◆ **Stored data**:

• • •

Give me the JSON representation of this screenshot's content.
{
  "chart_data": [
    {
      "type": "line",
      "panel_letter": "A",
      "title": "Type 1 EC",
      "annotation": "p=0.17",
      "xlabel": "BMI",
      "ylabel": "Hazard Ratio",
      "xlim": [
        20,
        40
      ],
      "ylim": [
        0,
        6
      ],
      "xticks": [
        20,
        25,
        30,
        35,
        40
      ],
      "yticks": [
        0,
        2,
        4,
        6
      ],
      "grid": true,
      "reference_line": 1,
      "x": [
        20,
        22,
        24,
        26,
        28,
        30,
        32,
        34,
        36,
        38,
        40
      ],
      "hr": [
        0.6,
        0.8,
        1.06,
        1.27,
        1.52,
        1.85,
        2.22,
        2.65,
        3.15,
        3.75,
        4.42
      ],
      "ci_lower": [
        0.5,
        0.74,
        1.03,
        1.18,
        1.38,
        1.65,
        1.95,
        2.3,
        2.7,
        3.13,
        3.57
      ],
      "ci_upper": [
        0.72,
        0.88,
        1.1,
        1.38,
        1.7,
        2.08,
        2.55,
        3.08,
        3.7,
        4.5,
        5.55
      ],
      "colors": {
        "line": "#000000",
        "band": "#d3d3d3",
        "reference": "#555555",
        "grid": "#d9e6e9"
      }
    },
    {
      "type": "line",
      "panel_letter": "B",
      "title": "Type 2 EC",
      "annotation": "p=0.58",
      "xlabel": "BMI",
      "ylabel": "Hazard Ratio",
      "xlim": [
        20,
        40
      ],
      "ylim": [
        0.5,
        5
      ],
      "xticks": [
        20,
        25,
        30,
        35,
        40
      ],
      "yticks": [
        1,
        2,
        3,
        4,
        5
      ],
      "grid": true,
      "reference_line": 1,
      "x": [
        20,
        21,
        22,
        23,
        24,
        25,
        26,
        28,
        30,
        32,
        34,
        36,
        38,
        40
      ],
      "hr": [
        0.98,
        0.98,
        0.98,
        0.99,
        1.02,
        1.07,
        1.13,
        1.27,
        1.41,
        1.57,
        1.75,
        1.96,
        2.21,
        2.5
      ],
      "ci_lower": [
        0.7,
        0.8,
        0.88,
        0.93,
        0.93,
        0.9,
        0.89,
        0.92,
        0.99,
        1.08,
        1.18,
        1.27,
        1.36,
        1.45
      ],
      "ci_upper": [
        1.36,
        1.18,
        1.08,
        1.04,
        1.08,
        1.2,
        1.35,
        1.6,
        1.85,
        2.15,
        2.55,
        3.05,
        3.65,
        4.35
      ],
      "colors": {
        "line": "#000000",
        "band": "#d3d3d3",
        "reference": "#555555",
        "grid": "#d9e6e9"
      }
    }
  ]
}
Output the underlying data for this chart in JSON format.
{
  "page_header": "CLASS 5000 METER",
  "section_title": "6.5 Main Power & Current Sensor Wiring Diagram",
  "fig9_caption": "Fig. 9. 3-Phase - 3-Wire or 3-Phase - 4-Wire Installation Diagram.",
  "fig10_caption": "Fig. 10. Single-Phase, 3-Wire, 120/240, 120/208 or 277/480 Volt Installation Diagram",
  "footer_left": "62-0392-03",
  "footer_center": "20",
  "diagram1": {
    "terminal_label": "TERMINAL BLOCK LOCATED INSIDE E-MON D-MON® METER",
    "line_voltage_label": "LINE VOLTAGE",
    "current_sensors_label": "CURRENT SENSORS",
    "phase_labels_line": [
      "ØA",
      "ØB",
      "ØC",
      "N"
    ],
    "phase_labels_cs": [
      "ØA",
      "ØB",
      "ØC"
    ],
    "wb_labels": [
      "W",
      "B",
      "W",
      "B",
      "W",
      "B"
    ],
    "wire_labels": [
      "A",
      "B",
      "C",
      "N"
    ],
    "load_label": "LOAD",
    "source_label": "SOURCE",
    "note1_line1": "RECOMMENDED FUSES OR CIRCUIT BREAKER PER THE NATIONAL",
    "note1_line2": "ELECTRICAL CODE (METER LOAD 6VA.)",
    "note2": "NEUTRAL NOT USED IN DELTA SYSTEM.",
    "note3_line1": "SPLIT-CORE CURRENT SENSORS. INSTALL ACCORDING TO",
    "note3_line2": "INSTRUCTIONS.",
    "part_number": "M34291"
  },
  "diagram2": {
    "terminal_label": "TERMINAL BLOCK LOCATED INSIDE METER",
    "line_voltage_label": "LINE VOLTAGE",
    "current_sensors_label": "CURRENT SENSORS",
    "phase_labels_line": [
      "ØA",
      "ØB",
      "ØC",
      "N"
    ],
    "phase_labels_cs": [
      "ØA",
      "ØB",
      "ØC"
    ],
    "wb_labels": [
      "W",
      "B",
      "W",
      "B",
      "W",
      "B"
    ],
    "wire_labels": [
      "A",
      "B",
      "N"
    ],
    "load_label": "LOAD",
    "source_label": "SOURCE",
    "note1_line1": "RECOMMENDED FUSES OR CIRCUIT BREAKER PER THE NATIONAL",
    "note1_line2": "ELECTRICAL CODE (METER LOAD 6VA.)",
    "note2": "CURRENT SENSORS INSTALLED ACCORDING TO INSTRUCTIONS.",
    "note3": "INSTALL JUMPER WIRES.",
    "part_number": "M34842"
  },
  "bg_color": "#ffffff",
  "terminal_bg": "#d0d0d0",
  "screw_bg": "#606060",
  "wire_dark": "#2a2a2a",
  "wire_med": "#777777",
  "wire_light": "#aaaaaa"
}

• • •

◆ **Short problem**: Reproduce the listing shown above in its entirety, exactly.

◆ **Solved problem**:
Give me the JSON representation of this screenshot's content.
{
  "chart_data": [
    {
      "type": "line",
      "panel_letter": "A",
      "title": "Type 1 EC",
      "annotation": "p=0.17",
      "xlabel": "BMI",
      "ylabel": "Hazard Ratio",
      "xlim": [
        20,
        40
      ],
      "ylim": [
        0,
        6
      ],
      "xticks": [
        20,
        25,
        30,
        35,
        40
      ],
      "yticks": [
        0,
        2,
        4,
        6
      ],
      "grid": true,
      "reference_line": 1,
      "x": [
        20,
        22,
        24,
        26,
        28,
        30,
        32,
        34,
        36,
        38,
        40
      ],
      "hr": [
        0.6,
        0.8,
        1.06,
        1.27,
        1.52,
        1.85,
        2.22,
        2.65,
        3.15,
        3.75,
        4.42
      ],
      "ci_lower": [
        0.5,
        0.74,
        1.03,
        1.18,
        1.38,
        1.65,
        1.95,
        2.3,
        2.7,
        3.13,
        3.57
      ],
      "ci_upper": [
        0.72,
        0.88,
        1.1,
        1.38,
        1.7,
        2.08,
        2.55,
        3.08,
        3.7,
        4.5,
        5.55
      ],
      "colors": {
        "line": "#000000",
        "band": "#d3d3d3",
        "reference": "#555555",
        "grid": "#d9e6e9"
      }
    },
    {
      "type": "line",
      "panel_letter": "B",
      "title": "Type 2 EC",
      "annotation": "p=0.58",
      "xlabel": "BMI",
      "ylabel": "Hazard Ratio",
      "xlim": [
        20,
        40
      ],
      "ylim": [
        0.5,
        5
      ],
      "xticks": [
        20,
        25,
        30,
        35,
        40
      ],
      "yticks": [
        1,
        2,
        3,
        4,
        5
      ],
      "grid": true,
      "reference_line": 1,
      "x": [
        20,
        21,
        22,
        23,
        24,
        25,
        26,
        28,
        30,
        32,
        34,
        36,
        38,
        40
      ],
      "hr": [
        0.98,
        0.98,
        0.98,
        0.99,
        1.02,
        1.07,
        1.13,
        1.27,
        1.41,
        1.57,
        1.75,
        1.96,
        2.21,
        2.5
      ],
      "ci_lower": [
        0.7,
        0.8,
        0.88,
        0.93,
        0.93,
        0.9,
        0.89,
        0.92,
        0.99,
        1.08,
        1.18,
        1.27,
        1.36,
        1.45
      ],
      "ci_upper": [
        1.36,
        1.18,
        1.08,
        1.04,
        1.08,
        1.2,
        1.35,
        1.6,
        1.85,
        2.15,
        2.55,
        3.05,
        3.65,
        4.35
      ],
      "colors": {
        "line": "#000000",
        "band": "#d3d3d3",
        "reference": "#555555",
        "grid": "#d9e6e9"
      }
    }
  ]
}
Output the underlying data for this chart in JSON format.
{
  "page_header": "CLASS 5000 METER",
  "section_title": "6.5 Main Power & Current Sensor Wiring Diagram",
  "fig9_caption": "Fig. 9. 3-Phase - 3-Wire or 3-Phase - 4-Wire Installation Diagram.",
  "fig10_caption": "Fig. 10. Single-Phase, 3-Wire, 120/240, 120/208 or 277/480 Volt Installation Diagram",
  "footer_left": "62-0392-03",
  "footer_center": "20",
  "diagram1": {
    "terminal_label": "TERMINAL BLOCK LOCATED INSIDE E-MON D-MON® METER",
    "line_voltage_label": "LINE VOLTAGE",
    "current_sensors_label": "CURRENT SENSORS",
    "phase_labels_line": [
      "ØA",
      "ØB",
      "ØC",
      "N"
    ],
    "phase_labels_cs": [
      "ØA",
      "ØB",
      "ØC"
    ],
    "wb_labels": [
      "W",
      "B",
      "W",
      "B",
      "W",
      "B"
    ],
    "wire_labels": [
      "A",
      "B",
      "C",
      "N"
    ],
    "load_label": "LOAD",
    "source_label": "SOURCE",
    "note1_line1": "RECOMMENDED FUSES OR CIRCUIT BREAKER PER THE NATIONAL",
    "note1_line2": "ELECTRICAL CODE (METER LOAD 6VA.)",
    "note2": "NEUTRAL NOT USED IN DELTA SYSTEM.",
    "note3_line1": "SPLIT-CORE CURRENT SENSORS. INSTALL ACCORDING TO",
    "note3_line2": "INSTRUCTIONS.",
    "part_number": "M34291"
  },
  "diagram2": {
    "terminal_label": "TERMINAL BLOCK LOCATED INSIDE METER",
    "line_voltage_label": "LINE VOLTAGE",
    "current_sensors_label": "CURRENT SENSORS",
    "phase_labels_line": [
      "ØA",
      "ØB",
      "ØC",
      "N"
    ],
    "phase_labels_cs": [
      "ØA",
      "ØB",
      "ØC"
    ],
    "wb_labels": [
      "W",
      "B",
      "W",
      "B",
      "W",
      "B"
    ],
    "wire_labels": [
      "A",
      "B",
      "N"
    ],
    "load_label": "LOAD",
    "source_label": "SOURCE",
    "note1_line1": "RECOMMENDED FUSES OR CIRCUIT BREAKER PER THE NATIONAL",
    "note1_line2": "ELECTRICAL CODE (METER LOAD 6VA.)",
    "note2": "CURRENT SENSORS INSTALLED ACCORDING TO INSTRUCTIONS.",
    "note3": "INSTALL JUMPER WIRES.",
    "part_number": "M34842"
  },
  "bg_color": "#ffffff",
  "terminal_bg": "#d0d0d0",
  "screw_bg": "#606060",
  "wire_dark": "#2a2a2a",
  "wire_med": "#777777",
  "wire_light": "#aaaaaa"
}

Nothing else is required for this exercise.